AIM:
Filter for the word "cuatro" and keep each matching line.

SUPPLIED DATA:
-*-*-
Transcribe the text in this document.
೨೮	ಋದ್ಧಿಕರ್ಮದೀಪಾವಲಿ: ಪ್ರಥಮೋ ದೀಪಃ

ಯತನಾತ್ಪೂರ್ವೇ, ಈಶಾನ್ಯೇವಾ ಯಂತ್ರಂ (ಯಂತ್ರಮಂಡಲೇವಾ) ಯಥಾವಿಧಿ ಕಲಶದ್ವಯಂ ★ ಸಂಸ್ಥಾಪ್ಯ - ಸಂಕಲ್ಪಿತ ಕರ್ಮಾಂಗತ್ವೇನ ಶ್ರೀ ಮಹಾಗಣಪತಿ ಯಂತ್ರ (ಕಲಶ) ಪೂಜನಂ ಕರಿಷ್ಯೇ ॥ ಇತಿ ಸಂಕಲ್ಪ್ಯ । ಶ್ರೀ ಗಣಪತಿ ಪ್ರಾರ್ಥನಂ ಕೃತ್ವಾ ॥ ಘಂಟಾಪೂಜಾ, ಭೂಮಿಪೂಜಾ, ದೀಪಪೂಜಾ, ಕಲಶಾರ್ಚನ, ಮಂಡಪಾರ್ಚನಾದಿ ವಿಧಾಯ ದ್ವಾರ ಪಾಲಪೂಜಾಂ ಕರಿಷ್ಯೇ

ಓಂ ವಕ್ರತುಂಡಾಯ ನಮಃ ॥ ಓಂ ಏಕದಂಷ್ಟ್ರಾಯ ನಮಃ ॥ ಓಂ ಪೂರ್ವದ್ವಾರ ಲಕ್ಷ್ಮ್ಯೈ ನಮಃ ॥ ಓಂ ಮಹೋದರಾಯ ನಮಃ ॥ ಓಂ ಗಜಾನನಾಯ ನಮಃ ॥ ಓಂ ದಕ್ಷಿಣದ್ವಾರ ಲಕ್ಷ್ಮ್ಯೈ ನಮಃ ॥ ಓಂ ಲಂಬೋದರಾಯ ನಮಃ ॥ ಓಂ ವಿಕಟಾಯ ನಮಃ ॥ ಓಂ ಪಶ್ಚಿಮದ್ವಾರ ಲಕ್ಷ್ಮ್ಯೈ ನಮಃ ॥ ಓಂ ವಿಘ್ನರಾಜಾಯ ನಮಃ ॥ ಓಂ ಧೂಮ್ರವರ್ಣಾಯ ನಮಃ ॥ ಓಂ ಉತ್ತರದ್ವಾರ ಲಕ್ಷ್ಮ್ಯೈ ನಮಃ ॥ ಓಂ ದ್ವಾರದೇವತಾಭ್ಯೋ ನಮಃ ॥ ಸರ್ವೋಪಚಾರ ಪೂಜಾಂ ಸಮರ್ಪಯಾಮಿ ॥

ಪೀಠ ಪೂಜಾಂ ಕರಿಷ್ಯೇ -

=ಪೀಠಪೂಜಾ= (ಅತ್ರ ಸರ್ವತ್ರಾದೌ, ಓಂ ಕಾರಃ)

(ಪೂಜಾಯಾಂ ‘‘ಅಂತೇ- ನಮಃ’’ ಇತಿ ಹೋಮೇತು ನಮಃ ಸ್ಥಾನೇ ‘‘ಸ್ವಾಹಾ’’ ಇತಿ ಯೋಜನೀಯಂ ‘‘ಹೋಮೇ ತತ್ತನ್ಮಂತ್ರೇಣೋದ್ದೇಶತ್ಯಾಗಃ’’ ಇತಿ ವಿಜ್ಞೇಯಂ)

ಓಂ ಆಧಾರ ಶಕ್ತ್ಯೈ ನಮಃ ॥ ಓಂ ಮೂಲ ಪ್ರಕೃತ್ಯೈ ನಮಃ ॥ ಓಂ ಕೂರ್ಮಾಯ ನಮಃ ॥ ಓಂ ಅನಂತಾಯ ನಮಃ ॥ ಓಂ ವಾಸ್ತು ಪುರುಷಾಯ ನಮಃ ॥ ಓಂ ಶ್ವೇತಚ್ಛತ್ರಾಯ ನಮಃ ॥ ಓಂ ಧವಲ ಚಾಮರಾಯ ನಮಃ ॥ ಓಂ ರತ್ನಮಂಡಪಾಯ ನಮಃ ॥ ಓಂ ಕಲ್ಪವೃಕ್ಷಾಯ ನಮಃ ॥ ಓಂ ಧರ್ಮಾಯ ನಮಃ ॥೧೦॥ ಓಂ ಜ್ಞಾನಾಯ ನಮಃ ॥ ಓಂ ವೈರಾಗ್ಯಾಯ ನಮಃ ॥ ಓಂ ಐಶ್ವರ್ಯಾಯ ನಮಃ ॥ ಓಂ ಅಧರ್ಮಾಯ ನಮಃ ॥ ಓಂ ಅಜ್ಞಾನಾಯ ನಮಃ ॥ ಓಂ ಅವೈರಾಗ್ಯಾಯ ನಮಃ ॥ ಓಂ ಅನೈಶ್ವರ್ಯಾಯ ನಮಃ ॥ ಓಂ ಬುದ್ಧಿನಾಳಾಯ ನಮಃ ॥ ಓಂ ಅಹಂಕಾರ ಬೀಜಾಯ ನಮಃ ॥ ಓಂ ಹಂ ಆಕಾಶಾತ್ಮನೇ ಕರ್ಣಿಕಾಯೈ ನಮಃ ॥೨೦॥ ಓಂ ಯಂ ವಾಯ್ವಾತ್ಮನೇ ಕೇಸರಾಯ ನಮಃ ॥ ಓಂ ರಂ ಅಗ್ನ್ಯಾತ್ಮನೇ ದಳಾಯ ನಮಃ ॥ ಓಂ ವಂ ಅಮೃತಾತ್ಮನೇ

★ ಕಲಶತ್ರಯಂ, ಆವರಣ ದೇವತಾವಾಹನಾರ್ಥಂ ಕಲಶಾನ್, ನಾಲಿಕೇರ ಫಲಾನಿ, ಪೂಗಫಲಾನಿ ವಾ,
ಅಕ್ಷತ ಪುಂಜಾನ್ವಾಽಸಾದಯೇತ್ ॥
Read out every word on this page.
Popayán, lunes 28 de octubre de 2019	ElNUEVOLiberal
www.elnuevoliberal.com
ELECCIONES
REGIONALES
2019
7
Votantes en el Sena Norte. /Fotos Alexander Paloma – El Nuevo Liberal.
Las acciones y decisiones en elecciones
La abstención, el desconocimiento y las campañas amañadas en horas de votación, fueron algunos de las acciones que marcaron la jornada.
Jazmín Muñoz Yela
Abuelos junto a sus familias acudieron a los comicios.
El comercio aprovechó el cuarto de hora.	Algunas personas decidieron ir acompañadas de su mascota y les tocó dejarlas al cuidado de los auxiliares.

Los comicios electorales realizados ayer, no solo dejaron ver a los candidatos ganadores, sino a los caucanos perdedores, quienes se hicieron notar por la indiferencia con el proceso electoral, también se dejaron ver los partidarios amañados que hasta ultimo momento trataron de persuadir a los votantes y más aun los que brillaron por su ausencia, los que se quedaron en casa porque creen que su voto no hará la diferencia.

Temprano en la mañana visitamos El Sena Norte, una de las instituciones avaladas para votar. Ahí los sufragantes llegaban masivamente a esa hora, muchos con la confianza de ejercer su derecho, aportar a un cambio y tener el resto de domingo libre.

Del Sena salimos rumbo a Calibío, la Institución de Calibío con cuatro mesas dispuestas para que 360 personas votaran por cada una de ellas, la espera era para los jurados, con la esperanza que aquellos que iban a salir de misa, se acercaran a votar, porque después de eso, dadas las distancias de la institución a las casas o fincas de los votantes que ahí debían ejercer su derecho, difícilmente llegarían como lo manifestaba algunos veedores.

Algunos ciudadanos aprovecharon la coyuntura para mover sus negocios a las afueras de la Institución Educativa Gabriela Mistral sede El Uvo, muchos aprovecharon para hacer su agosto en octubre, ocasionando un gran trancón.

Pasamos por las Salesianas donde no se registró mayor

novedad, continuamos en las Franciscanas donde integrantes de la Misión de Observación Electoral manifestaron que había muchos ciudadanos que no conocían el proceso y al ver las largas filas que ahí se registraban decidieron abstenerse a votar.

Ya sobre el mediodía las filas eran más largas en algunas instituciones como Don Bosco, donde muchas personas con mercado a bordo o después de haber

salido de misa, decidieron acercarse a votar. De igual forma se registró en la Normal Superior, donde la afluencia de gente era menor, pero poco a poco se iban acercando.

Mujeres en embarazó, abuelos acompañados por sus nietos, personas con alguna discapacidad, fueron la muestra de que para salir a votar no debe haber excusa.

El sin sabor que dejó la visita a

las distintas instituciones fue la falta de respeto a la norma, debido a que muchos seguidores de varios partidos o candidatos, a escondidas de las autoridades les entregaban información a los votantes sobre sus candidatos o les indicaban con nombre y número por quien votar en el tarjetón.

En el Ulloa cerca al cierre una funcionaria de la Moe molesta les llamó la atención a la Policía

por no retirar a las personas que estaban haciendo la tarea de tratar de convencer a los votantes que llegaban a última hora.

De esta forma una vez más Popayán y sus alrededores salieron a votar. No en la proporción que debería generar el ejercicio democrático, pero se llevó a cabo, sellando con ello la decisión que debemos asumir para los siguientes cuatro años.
-*-*-
EXERCISE ANSWER:
Del Sena salimos rumbo a Calibío, la Institución de Calibío con cuatro mesas dispuestas para que 360 personas votaran por cada una de ellas, la espera era para los jurados, con la esperanza que aquellos que iban a salir de misa, se acercaran a votar, porque después de eso, dadas las distancias de la institución a las casas o fincas de los votantes que ahí debían ejercer su derecho, difícilmente llegarían como lo manifestaba algunos veedores.
De esta forma una vez más Popayán y sus alrededores salieron a votar. No en la proporción que debería generar el ejercicio democrático, pero se llevó a cabo, sellando con ello la decisión que debemos asumir para los siguientes cuatro años.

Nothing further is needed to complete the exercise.